> [Task prompt]:
Restate the whole listing exactly.

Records
Begin

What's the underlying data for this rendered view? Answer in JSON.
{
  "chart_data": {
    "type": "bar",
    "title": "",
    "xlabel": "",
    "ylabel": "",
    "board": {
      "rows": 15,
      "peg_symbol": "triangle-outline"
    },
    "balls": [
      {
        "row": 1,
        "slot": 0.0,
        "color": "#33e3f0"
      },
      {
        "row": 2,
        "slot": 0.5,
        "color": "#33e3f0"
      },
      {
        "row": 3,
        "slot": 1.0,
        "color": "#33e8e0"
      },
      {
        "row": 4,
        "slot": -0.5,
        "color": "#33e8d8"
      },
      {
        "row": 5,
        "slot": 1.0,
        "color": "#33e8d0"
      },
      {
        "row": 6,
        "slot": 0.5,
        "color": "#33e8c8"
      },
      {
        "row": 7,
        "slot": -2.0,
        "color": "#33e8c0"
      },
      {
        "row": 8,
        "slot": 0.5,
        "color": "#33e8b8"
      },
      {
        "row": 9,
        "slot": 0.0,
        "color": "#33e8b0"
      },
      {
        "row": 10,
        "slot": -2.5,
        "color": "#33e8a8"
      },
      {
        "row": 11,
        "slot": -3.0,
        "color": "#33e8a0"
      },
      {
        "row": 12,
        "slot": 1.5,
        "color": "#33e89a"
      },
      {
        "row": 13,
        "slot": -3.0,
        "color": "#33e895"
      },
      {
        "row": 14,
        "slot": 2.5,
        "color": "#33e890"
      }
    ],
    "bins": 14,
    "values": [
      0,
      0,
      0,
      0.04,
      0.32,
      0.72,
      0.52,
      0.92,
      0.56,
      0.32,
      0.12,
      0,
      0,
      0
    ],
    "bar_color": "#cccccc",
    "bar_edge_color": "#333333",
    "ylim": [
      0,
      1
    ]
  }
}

End

> [Response below]:
What's the underlying data for this rendered view? Answer in JSON.
{
  "chart_data": {
    "type": "bar",
    "title": "",
    "xlabel": "",
    "ylabel": "",
    "board": {
      "rows": 15,
      "peg_symbol": "triangle-outline"
    },
    "balls": [
      {
        "row": 1,
        "slot": 0.0,
        "color": "#33e3f0"
      },
      {
        "row": 2,
        "slot": 0.5,
        "color": "#33e3f0"
      },
      {
        "row": 3,
        "slot": 1.0,
        "color": "#33e8e0"
      },
      {
        "row": 4,
        "slot": -0.5,
        "color": "#33e8d8"
      },
      {
        "row": 5,
        "slot": 1.0,
        "color": "#33e8d0"
      },
      {
        "row": 6,
        "slot": 0.5,
        "color": "#33e8c8"
      },
      {
        "row": 7,
        "slot": -2.0,
        "color": "#33e8c0"
      },
      {
        "row": 8,
        "slot": 0.5,
        "color": "#33e8b8"
      },
      {
        "row": 9,
        "slot": 0.0,
        "color": "#33e8b0"
      },
      {
        "row": 10,
        "slot": -2.5,
        "color": "#33e8a8"
      },
      {
        "row": 11,
        "slot": -3.0,
        "color": "#33e8a0"
      },
      {
        "row": 12,
        "slot": 1.5,
        "color": "#33e89a"
      },
      {
        "row": 13,
        "slot": -3.0,
        "color": "#33e895"
      },
      {
        "row": 14,
        "slot": 2.5,
        "color": "#33e890"
      }
    ],
    "bins": 14,
    "values": [
      0,
      0,
      0,
      0.04,
      0.32,
      0.72,
      0.52,
      0.92,
      0.56,
      0.32,
      0.12,
      0,
      0,
      0
    ],
    "bar_color": "#cccccc",
    "bar_edge_color": "#333333",
    "ylim": [
      0,
      1
    ]
  }
}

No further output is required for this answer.